* _What is expected_: Read the lines that follow and pick out every one containing the word "title".

══════════════════════════════

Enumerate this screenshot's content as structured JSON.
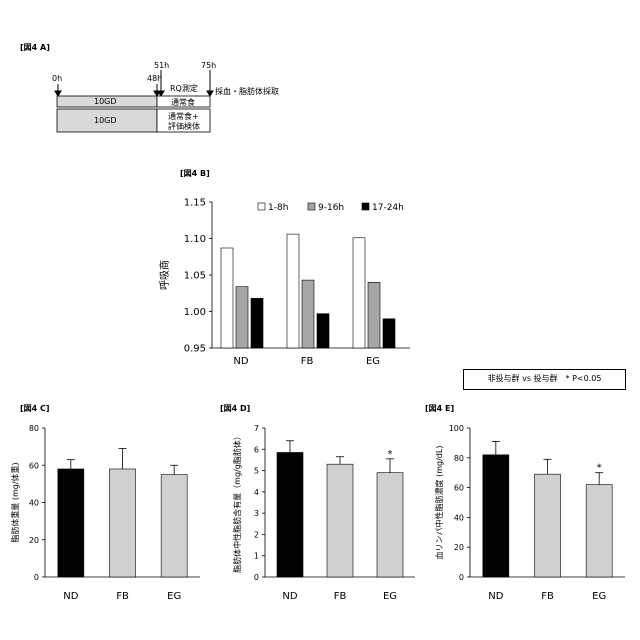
{
  "panelA": {
    "title": "[図4 A]",
    "time_labels": [
      "0h",
      "48h",
      "51h",
      "75h"
    ],
    "rq_label": "RQ測定",
    "sample_label": "採血・脂肪体採取",
    "row1_left": "10GD",
    "row1_right": "通常食",
    "row2_left": "10GD",
    "row2_right_line1": "通常食+",
    "row2_right_line2": "評価検体"
  },
  "note": "非投与群 vs 投与群　* P<0.05",
  "chart_data": [
    {
      "id": "B",
      "title": "[図4 B]",
      "type": "bar",
      "ylabel": "呼吸商",
      "categories": [
        "ND",
        "FB",
        "EG"
      ],
      "ylim": [
        0.95,
        1.15
      ],
      "yticks": [
        "0.95",
        "1.00",
        "1.05",
        "1.10",
        "1.15"
      ],
      "legend_position": "top",
      "series": [
        {
          "name": "1-8h",
          "values": [
            1.087,
            1.106,
            1.101
          ],
          "color": "#ffffff"
        },
        {
          "name": "9-16h",
          "values": [
            1.034,
            1.043,
            1.04
          ],
          "color": "#a6a6a6"
        },
        {
          "name": "17-24h",
          "values": [
            1.018,
            0.997,
            0.99
          ],
          "color": "#000000"
        }
      ]
    },
    {
      "id": "C",
      "title": "[図4 C]",
      "type": "bar",
      "ylabel": "脂肪体重量 (mg/体重)",
      "categories": [
        "ND",
        "FB",
        "EG"
      ],
      "ylim": [
        0,
        80
      ],
      "yticks": [
        "0",
        "20",
        "40",
        "60",
        "80"
      ],
      "values": [
        58,
        58,
        55
      ],
      "errors": [
        5,
        11,
        5
      ],
      "colors": [
        "#000000",
        "#d0d0d0",
        "#d0d0d0"
      ],
      "significance": [
        "",
        "",
        ""
      ]
    },
    {
      "id": "D",
      "title": "[図4 D]",
      "type": "bar",
      "ylabel": "脂肪体中性脂肪含有量（mg/g脂肪体）",
      "categories": [
        "ND",
        "FB",
        "EG"
      ],
      "ylim": [
        0,
        7
      ],
      "yticks": [
        "0",
        "1",
        "2",
        "3",
        "4",
        "5",
        "6",
        "7"
      ],
      "values": [
        5.85,
        5.3,
        4.9
      ],
      "errors": [
        0.55,
        0.35,
        0.65
      ],
      "colors": [
        "#000000",
        "#d0d0d0",
        "#d0d0d0"
      ],
      "significance": [
        "",
        "",
        "*"
      ]
    },
    {
      "id": "E",
      "title": "[図4 E]",
      "type": "bar",
      "ylabel": "血リンパ中性脂肪濃度 (mg/dL)",
      "categories": [
        "ND",
        "FB",
        "EG"
      ],
      "ylim": [
        0,
        100
      ],
      "yticks": [
        "0",
        "20",
        "40",
        "60",
        "80",
        "100"
      ],
      "values": [
        82,
        69,
        62
      ],
      "errors": [
        9,
        10,
        8
      ],
      "colors": [
        "#000000",
        "#d0d0d0",
        "#d0d0d0"
      ],
      "significance": [
        "",
        "",
        "*"
      ]
    }
  ]
}
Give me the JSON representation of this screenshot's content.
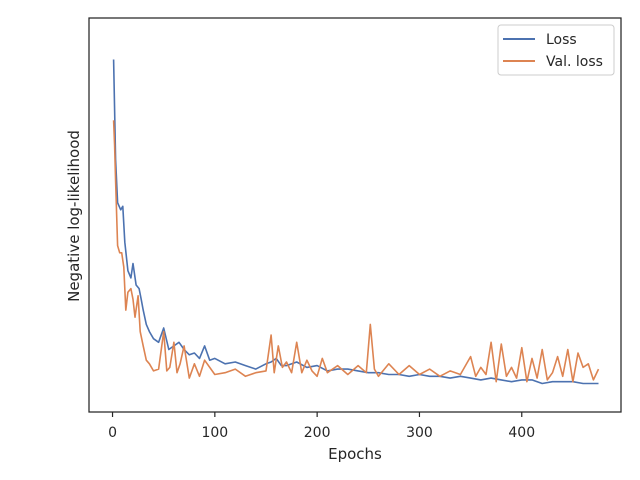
{
  "chart_data": {
    "type": "line",
    "title": "",
    "xlabel": "Epochs",
    "ylabel": "Negative log-likelihood",
    "xlim": [
      -23,
      497
    ],
    "ylim": [
      0,
      100
    ],
    "x_ticks": [
      0,
      100,
      200,
      300,
      400
    ],
    "x_tick_labels": [
      "0",
      "100",
      "200",
      "300",
      "400"
    ],
    "y_ticks_shown": false,
    "grid": false,
    "legend_position": "top-right",
    "series": [
      {
        "name": "Loss",
        "color": "#4c72b0",
        "x": [
          1,
          3,
          5,
          8,
          10,
          12,
          15,
          18,
          20,
          23,
          26,
          28,
          30,
          33,
          36,
          40,
          45,
          50,
          55,
          60,
          65,
          70,
          75,
          80,
          85,
          90,
          95,
          100,
          110,
          120,
          130,
          140,
          150,
          155,
          160,
          165,
          170,
          180,
          190,
          200,
          210,
          220,
          230,
          240,
          250,
          260,
          270,
          280,
          290,
          300,
          310,
          320,
          330,
          340,
          350,
          360,
          370,
          380,
          390,
          400,
          410,
          420,
          430,
          440,
          450,
          460,
          470,
          475
        ],
        "values": [
          94.0,
          66.0,
          54.0,
          52.0,
          53.0,
          43.0,
          35.0,
          33.0,
          37.0,
          31.0,
          30.0,
          27.0,
          24.0,
          20.0,
          18.0,
          16.0,
          15.0,
          19.0,
          13.0,
          14.0,
          15.0,
          13.0,
          11.5,
          12.0,
          10.5,
          14.0,
          10.0,
          10.5,
          9.0,
          9.5,
          8.5,
          7.5,
          9.0,
          9.5,
          10.5,
          8.5,
          8.5,
          9.5,
          8.0,
          8.5,
          7.0,
          7.5,
          7.5,
          7.0,
          6.5,
          6.5,
          6.0,
          6.0,
          5.5,
          6.0,
          5.5,
          5.5,
          5.0,
          5.5,
          5.0,
          4.5,
          5.0,
          4.5,
          4.0,
          4.5,
          4.5,
          3.5,
          4.0,
          4.0,
          4.0,
          3.5,
          3.5,
          3.5
        ]
      },
      {
        "name": "Val. loss",
        "color": "#dd8452",
        "x": [
          1,
          2,
          3,
          5,
          7,
          9,
          11,
          13,
          15,
          18,
          20,
          22,
          25,
          27,
          30,
          33,
          36,
          40,
          45,
          50,
          53,
          56,
          60,
          63,
          66,
          70,
          75,
          80,
          85,
          90,
          100,
          110,
          120,
          130,
          140,
          150,
          155,
          158,
          162,
          166,
          170,
          175,
          180,
          185,
          190,
          195,
          200,
          205,
          210,
          220,
          230,
          240,
          248,
          252,
          256,
          260,
          270,
          280,
          290,
          300,
          310,
          320,
          330,
          340,
          350,
          355,
          360,
          365,
          370,
          375,
          380,
          385,
          390,
          395,
          400,
          405,
          410,
          415,
          420,
          425,
          430,
          435,
          440,
          445,
          450,
          455,
          460,
          465,
          470,
          475
        ],
        "values": [
          77.0,
          70.0,
          60.0,
          42.0,
          40.0,
          40.0,
          36.0,
          24.0,
          29.0,
          30.0,
          27.0,
          22.0,
          28.0,
          18.0,
          14.0,
          10.0,
          9.0,
          7.0,
          7.5,
          18.0,
          7.0,
          8.0,
          15.0,
          6.5,
          9.0,
          14.0,
          5.0,
          9.0,
          5.5,
          10.0,
          6.0,
          6.5,
          7.5,
          5.5,
          6.5,
          7.0,
          17.0,
          6.5,
          14.0,
          8.0,
          9.5,
          6.5,
          15.0,
          6.5,
          10.0,
          7.0,
          5.5,
          10.5,
          6.5,
          8.5,
          6.0,
          8.5,
          6.5,
          20.0,
          7.5,
          5.5,
          9.0,
          6.0,
          8.5,
          6.0,
          7.5,
          5.5,
          7.0,
          6.0,
          11.0,
          5.5,
          8.0,
          6.0,
          15.0,
          4.0,
          14.5,
          5.5,
          8.0,
          5.0,
          13.5,
          4.0,
          10.5,
          5.0,
          13.0,
          4.5,
          6.5,
          11.0,
          5.5,
          13.0,
          4.0,
          12.0,
          8.0,
          9.0,
          4.5,
          7.5
        ]
      }
    ]
  }
}
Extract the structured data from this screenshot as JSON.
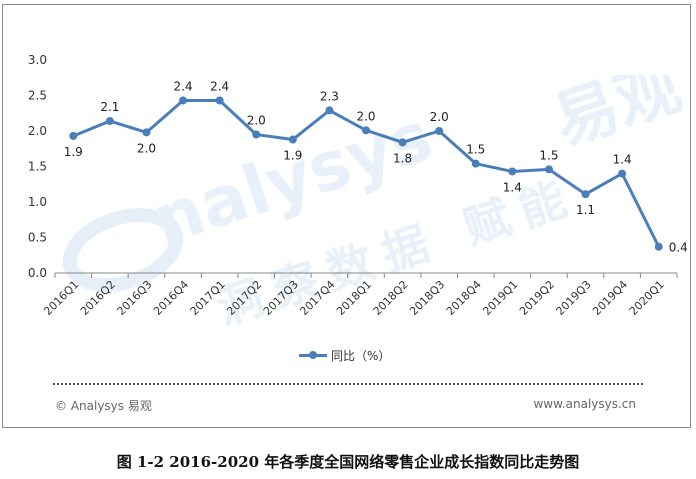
{
  "chart_data": {
    "type": "line",
    "categories": [
      "2016Q1",
      "2016Q2",
      "2016Q3",
      "2016Q4",
      "2017Q1",
      "2017Q2",
      "2017Q3",
      "2017Q4",
      "2018Q1",
      "2018Q2",
      "2018Q3",
      "2018Q4",
      "2019Q1",
      "2019Q2",
      "2019Q3",
      "2019Q4",
      "2020Q1"
    ],
    "series": [
      {
        "name": "同比（%）",
        "values": [
          1.9,
          2.1,
          2.0,
          2.4,
          2.4,
          2.0,
          1.9,
          2.3,
          2.0,
          1.8,
          2.0,
          1.5,
          1.4,
          1.5,
          1.1,
          1.4,
          0.4
        ]
      }
    ],
    "plotted_values": [
      1.93,
      2.14,
      1.98,
      2.43,
      2.43,
      1.95,
      1.88,
      2.29,
      2.01,
      1.84,
      2.0,
      1.54,
      1.43,
      1.46,
      1.11,
      1.4,
      0.37
    ],
    "label_positions": [
      "below",
      "above",
      "below",
      "above",
      "above",
      "above",
      "below",
      "above",
      "above",
      "below",
      "above",
      "above",
      "below",
      "above",
      "below",
      "above",
      "right"
    ],
    "ylim": [
      0,
      3.0
    ],
    "yticks": [
      "0.0",
      "0.5",
      "1.0",
      "1.5",
      "2.0",
      "2.5",
      "3.0"
    ],
    "grid": false,
    "legend_position": "bottom",
    "line_color": "#4a7ebb"
  },
  "legend_label": "同比（%）",
  "watermark": {
    "brand": "易观",
    "logo_text": "nalysys",
    "slogan": "洞察数据 赋能",
    "color": "#e6f0f8"
  },
  "footer": {
    "left": "© Analysys 易观",
    "right": "www.analysys.cn"
  },
  "caption": "图 1-2 2016-2020 年各季度全国网络零售企业成长指数同比走势图"
}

══════════════════════════════

* _Task output_:
    "title": "[図4 A]",
      "title": "[図4 B]",
      "title": "[図4 C]",
      "title": "[図4 D]",
      "title": "[図4 E]",
    "title": "",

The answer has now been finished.